### Task set
1 – List every numbered subsection heading in the post on background subtraction with deep learning, including its number.
2 – From the post on background subtraction with deep learning, copy word for word the passage from "You can get" to "of the model.".

### Passage provided
--*--

Background Subtraction Using Deep Learning – Part II

Published:

This post summarizes my work during week 5-6 of my summer internship.

I finished the training of the model mentioned in the last report. The result was disappointing. Then I modified the model and got a fairly good result. For convenience, I will mention the model mentioned in the last report as Model I, and the modified model as Model II and Model III.

All the training curves and visualization images are created with Tensorboard Toolkit ([1]).

You can get a PDF version of this post from here.

The source code of DL Background Subtraction is available on my Github.

Contents

Part I First experiment

The first experiment is based on Model I. Refer to figure 1.1 as a review of the model.

figure_1_1
Figure 1.1 the model proposed in the last report

1.1 Hardware configuration

As is mentioned in the last report, I use cloud server to run the code. The hardware information is shown in the following table.

table_1_1
Table 1.1 Hardware configuration

1.2 Hyperparameters

In the last report, I mentioned the value of some hyper-parameters, but I modify some of them in my actual experiment. The following results are all based on the new set of parameters. Refer to table 1.2.

table_1_2
Table 1.2 value of hyperparameters

1.3 Experiment result

1.3.1 Training curve

Figure 1.2 shows part of the training curve (from step 5000 to the end).

figure_1_2
Figure 1.2 training curve of Model I (from step 5000 to the end)

It is clear that the cross-entropy loss on training set keeps vibrating within a relatively large range. This result is far from satisfactory. And it is not surprising that the loss on the test set is as high as 0.167.

1.3.2 Image visualization

I select one frame from test set and visualize the output feature map of each layer. Refer to figure 1.3.

In the output feature map of sigmoid activation, the activated region is approximately the same as ground truth, which means that the training does work. But after 10000 steps of iteration, the crossentropy loss is still vibrating on the training set and remains pretty high on the test set. Based on these analyses, we can come to the conclusion that the training samples are too few for the loss function to converge to the global minimum. Therefore, parameter-reduction is needed.

There is another interesting characteristic. Each feature map in figure 1.3 has checkboard artifacts. This is due to deconvolutional operations. (In deconvolutional layer, when stride is not 1, zeros will be filled into feature map. Refer to [2]) This will also be improved in the new models.

figure_1_3
Figure 1.3 (Model I) visualization result of one frame in test set; for each feature map, only the first channel is shown. Top: original image and ground truth; Bottom, from left to right: the output feature of three deconvolutional layers, one convolution layer, and the final sigmoid activation

Part II Modification of the model

For the convenience of comparison, the architecture of Model I is recorded in detail. Refer to table 1.3. (Pay attention to the horrible amount of parameters). Table 1.4 and 1.5 shows the architecture details of Model II and III respectively. The number of parameters is reduced to a large degree in both models.

  • Model II differs from Model I in the following two aspects.

--*--

[Coordinate annotation records]
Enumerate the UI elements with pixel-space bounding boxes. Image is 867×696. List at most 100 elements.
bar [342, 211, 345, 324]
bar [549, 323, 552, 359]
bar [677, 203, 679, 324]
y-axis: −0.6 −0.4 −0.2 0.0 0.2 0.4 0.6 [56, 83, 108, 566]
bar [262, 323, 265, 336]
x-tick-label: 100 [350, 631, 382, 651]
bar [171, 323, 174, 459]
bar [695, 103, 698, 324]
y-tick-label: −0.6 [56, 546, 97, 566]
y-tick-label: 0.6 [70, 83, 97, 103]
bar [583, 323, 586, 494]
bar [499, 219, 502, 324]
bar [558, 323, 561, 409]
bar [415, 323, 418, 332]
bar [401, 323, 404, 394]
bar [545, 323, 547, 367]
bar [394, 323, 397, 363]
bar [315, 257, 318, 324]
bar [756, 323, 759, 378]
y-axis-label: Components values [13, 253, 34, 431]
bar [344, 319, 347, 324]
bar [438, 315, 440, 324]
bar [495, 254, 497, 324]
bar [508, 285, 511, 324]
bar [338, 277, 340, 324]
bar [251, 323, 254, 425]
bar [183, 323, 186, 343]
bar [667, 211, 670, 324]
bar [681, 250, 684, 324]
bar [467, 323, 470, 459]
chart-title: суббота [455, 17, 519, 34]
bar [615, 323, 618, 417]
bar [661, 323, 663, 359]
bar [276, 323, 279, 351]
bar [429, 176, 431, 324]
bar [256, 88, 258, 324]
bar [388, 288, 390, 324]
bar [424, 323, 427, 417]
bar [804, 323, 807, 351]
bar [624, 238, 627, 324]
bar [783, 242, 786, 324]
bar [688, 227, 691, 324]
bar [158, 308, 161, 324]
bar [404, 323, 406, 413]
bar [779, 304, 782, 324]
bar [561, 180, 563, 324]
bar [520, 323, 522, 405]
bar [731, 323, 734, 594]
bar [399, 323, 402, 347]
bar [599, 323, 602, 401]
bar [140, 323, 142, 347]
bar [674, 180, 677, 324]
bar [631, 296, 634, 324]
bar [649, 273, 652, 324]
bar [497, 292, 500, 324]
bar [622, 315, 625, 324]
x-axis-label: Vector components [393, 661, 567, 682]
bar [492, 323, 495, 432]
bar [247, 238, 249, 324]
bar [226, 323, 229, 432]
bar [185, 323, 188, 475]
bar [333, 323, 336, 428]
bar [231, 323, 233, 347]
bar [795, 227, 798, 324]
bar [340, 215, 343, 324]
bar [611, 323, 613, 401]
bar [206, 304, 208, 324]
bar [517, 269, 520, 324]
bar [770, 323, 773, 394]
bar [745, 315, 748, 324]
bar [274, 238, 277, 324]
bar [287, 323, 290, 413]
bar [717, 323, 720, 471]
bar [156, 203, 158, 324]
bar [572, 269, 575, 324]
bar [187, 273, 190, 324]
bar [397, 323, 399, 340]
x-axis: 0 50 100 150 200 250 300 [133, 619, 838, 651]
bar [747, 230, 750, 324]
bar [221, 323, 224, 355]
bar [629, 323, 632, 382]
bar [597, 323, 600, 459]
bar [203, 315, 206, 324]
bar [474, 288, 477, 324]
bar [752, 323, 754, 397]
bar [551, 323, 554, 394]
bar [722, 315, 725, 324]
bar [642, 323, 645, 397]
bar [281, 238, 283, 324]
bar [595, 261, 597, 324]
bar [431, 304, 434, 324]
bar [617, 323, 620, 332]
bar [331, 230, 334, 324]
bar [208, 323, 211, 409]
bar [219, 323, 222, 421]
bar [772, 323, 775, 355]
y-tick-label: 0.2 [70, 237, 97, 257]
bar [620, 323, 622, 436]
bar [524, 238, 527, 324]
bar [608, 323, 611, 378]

--*--

### In response
1 –
1.1 Hardware configuration
1.2 Hyperparameters
1.3 Experiment result
1.3.1 Training curve
1.3.2 Image visualization

2 –
You can get a PDF version of this post from here.

The source code of DL Background Subtraction is available on my Github.

Contents

Part I First experiment

The first experiment is based on Model I. Refer to figure 1.1 as a review of the model.